╭─ RECORDS

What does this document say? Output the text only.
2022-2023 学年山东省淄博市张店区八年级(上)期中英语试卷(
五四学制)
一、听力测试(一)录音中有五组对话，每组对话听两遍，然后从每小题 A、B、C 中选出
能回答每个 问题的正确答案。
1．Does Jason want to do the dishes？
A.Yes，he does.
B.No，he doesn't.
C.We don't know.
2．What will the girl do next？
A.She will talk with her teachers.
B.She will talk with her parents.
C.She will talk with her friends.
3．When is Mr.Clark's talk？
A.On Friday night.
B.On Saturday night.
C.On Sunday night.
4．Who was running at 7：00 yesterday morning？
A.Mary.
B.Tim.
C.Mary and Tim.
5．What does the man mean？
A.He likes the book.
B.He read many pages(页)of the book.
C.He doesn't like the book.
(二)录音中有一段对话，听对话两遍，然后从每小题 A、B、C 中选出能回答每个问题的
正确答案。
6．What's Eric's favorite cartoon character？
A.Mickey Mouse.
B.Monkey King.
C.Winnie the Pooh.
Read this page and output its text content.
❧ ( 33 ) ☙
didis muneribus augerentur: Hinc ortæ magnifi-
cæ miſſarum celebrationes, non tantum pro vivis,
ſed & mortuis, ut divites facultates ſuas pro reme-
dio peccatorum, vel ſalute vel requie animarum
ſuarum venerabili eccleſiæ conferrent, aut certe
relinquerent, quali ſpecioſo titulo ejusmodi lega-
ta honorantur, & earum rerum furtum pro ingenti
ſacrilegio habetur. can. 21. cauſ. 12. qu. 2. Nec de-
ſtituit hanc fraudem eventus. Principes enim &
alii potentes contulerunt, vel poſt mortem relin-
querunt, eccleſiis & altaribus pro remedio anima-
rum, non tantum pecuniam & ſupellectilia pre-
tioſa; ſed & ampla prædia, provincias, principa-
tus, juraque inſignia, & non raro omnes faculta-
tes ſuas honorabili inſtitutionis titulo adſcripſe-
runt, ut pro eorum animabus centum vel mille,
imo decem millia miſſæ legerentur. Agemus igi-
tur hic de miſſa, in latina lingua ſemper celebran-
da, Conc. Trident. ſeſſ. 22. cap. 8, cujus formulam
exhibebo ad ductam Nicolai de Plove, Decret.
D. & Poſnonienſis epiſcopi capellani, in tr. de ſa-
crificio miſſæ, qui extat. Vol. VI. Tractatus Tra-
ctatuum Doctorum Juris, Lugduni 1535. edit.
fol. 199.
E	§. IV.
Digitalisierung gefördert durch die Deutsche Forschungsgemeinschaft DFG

╰─

§ **REQUIREMENTS**
Print the material once more, exactly.

§ **CORRECT RESULT**
What does this document say? Output the text only.
2022-2023 学年山东省淄博市张店区八年级(上)期中英语试卷(
五四学制)
一、听力测试(一)录音中有五组对话，每组对话听两遍，然后从每小题 A、B、C 中选出
能回答每个 问题的正确答案。
1．Does Jason want to do the dishes？
A.Yes，he does.
B.No，he doesn't.
C.We don't know.
2．What will the girl do next？
A.She will talk with her teachers.
B.She will talk with her parents.
C.She will talk with her friends.
3．When is Mr.Clark's talk？
A.On Friday night.
B.On Saturday night.
C.On Sunday night.
4．Who was running at 7：00 yesterday morning？
A.Mary.
B.Tim.
C.Mary and Tim.
5．What does the man mean？
A.He likes the book.
B.He read many pages(页)of the book.
C.He doesn't like the book.
(二)录音中有一段对话，听对话两遍，然后从每小题 A、B、C 中选出能回答每个问题的
正确答案。
6．What's Eric's favorite cartoon character？
A.Mickey Mouse.
B.Monkey King.
C.Winnie the Pooh.
Read this page and output its text content.
❧ ( 33 ) ☙
didis muneribus augerentur: Hinc ortæ magnifi-
cæ miſſarum celebrationes, non tantum pro vivis,
ſed & mortuis, ut divites facultates ſuas pro reme-
dio peccatorum, vel ſalute vel requie animarum
ſuarum venerabili eccleſiæ conferrent, aut certe
relinquerent, quali ſpecioſo titulo ejusmodi lega-
ta honorantur, & earum rerum furtum pro ingenti
ſacrilegio habetur. can. 21. cauſ. 12. qu. 2. Nec de-
ſtituit hanc fraudem eventus. Principes enim &
alii potentes contulerunt, vel poſt mortem relin-
querunt, eccleſiis & altaribus pro remedio anima-
rum, non tantum pecuniam & ſupellectilia pre-
tioſa; ſed & ampla prædia, provincias, principa-
tus, juraque inſignia, & non raro omnes faculta-
tes ſuas honorabili inſtitutionis titulo adſcripſe-
runt, ut pro eorum animabus centum vel mille,
imo decem millia miſſæ legerentur. Agemus igi-
tur hic de miſſa, in latina lingua ſemper celebran-
da, Conc. Trident. ſeſſ. 22. cap. 8, cujus formulam
exhibebo ad ductam Nicolai de Plove, Decret.
D. & Poſnonienſis epiſcopi capellani, in tr. de ſa-
crificio miſſæ, qui extat. Vol. VI. Tractatus Tra-
ctatuum Doctorum Juris, Lugduni 1535. edit.
fol. 199.
E	§. IV.
Digitalisierung gefördert durch die Deutsche Forschungsgemeinschaft DFG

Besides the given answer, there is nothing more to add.